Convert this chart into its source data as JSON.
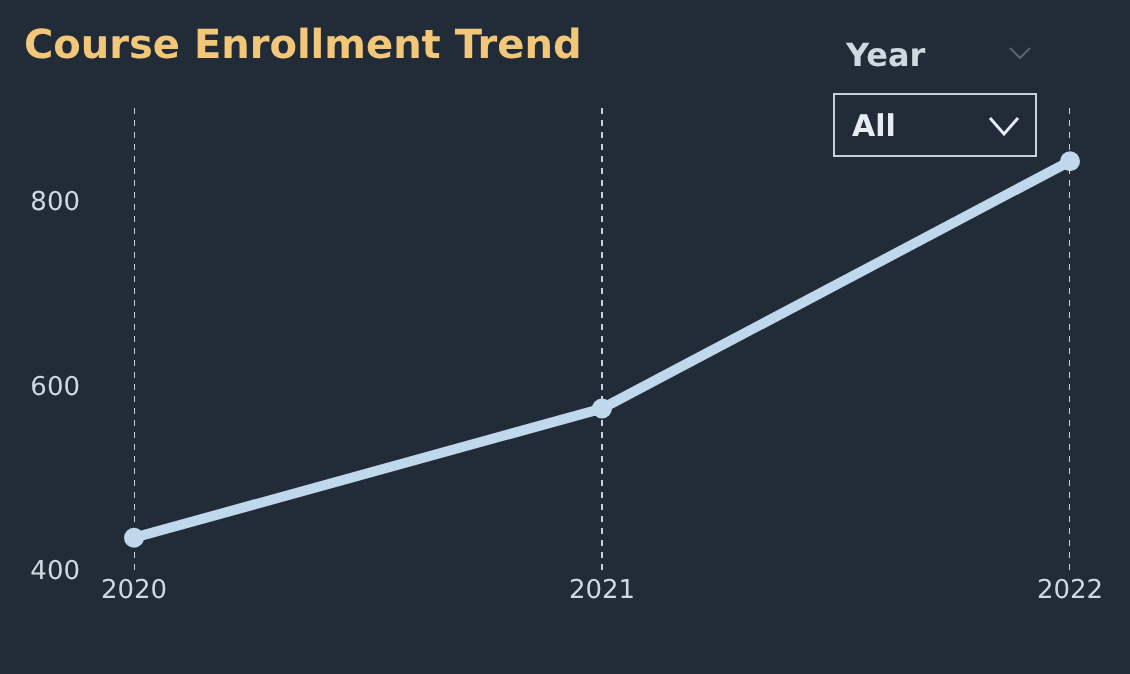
{
  "chart_data": {
    "type": "line",
    "title": "Course Enrollment Trend",
    "x": [
      2020,
      2021,
      2022
    ],
    "series": [
      {
        "color": "#c0d8ec",
        "values": [
          435,
          575,
          843
        ]
      }
    ],
    "xlim": [
      2020,
      2022
    ],
    "xticks": [
      2020,
      2021,
      2022
    ],
    "ylim": [
      400,
      905
    ],
    "yticks": [
      400,
      600,
      800
    ],
    "grid": "x",
    "marker": "circle",
    "line_style": "solid",
    "annotations": [
      "Year",
      "All"
    ]
  }
}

__________________________________________________

• Aim of the task: In your copy, leave out the pictures and reproduce the material above exactly.

• Response to this task:
Convert this chart into its source data as JSON.
{
  "chart_data": {
    "type": "line",
    "title": "Course Enrollment Trend",
    "x": [
      2020,
      2021,
      2022
    ],
    "series": [
      {
        "color": "#c0d8ec",
        "values": [
          435,
          575,
          843
        ]
      }
    ],
    "xlim": [
      2020,
      2022
    ],
    "xticks": [
      2020,
      2021,
      2022
    ],
    "ylim": [
      400,
      905
    ],
    "yticks": [
      400,
      600,
      800
    ],
    "grid": "x",
    "marker": "circle",
    "line_style": "solid",
    "annotations": [
      "Year",
      "All"
    ]
  }
}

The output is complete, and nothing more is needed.